> [TASK STATEMENT] Where a line contains the string "total", copy that line.

═══ INPUT MATERIAL

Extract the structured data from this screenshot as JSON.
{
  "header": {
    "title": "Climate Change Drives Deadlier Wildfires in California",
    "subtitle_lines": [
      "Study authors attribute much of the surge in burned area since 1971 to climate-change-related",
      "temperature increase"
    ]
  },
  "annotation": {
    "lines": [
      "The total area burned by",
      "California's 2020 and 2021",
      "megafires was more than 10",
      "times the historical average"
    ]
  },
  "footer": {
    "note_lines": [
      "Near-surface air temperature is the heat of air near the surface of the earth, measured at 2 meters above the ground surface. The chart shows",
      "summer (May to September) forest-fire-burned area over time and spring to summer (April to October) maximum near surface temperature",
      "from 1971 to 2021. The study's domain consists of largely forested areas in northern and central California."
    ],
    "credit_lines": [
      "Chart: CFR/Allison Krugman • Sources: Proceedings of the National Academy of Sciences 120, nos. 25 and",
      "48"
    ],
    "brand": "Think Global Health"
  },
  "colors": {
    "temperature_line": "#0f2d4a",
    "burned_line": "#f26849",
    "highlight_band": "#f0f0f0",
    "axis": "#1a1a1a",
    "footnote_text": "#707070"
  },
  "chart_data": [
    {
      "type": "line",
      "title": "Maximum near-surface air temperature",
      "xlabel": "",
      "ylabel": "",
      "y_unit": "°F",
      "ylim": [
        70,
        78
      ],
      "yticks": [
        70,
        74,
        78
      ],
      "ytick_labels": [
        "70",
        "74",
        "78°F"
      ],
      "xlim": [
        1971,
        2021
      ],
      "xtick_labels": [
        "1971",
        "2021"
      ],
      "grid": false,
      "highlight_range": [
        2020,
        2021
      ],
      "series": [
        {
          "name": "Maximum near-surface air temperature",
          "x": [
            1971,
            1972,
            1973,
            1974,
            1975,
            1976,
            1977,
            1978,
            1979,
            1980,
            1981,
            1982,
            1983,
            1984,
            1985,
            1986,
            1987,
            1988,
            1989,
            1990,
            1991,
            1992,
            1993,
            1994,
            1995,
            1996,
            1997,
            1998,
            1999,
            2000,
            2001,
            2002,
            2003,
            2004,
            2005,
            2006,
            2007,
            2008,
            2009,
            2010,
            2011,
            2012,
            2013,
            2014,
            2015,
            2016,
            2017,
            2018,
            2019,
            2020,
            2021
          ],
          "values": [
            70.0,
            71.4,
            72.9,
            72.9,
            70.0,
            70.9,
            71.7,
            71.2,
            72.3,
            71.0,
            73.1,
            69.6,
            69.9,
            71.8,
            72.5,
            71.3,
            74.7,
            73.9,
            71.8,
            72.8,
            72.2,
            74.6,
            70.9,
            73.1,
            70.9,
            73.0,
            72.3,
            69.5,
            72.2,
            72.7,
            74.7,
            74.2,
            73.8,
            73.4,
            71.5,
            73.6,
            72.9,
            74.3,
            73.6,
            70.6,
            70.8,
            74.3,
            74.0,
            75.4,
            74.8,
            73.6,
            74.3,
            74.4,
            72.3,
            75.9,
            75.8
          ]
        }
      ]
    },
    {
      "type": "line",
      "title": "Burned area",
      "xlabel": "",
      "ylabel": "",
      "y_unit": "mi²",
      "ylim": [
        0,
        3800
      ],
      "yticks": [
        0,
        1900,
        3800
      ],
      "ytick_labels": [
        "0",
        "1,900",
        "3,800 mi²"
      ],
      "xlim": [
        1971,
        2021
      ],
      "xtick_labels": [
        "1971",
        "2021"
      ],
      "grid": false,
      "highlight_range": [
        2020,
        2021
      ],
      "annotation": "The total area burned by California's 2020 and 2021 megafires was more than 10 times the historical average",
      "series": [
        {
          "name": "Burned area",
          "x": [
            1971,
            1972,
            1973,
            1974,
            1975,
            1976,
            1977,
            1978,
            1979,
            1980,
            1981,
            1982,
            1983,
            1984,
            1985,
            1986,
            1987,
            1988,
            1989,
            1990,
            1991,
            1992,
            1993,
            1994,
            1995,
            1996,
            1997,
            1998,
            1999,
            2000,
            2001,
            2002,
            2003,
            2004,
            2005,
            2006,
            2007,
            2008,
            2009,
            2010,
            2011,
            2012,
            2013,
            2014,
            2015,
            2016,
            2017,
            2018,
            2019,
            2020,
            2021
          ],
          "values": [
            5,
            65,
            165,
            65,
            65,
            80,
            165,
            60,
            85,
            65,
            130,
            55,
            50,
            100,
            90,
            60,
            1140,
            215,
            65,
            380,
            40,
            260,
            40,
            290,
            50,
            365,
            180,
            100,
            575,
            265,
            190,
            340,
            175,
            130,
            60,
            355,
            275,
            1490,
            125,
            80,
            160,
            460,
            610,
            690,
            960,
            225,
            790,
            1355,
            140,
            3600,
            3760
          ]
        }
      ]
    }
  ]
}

══════

> [WRITTEN ANSWER]
      "The total area burned by",
      "annotation": "The total area burned by California's 2020 and 2021 megafires was more than 10 times the historical average",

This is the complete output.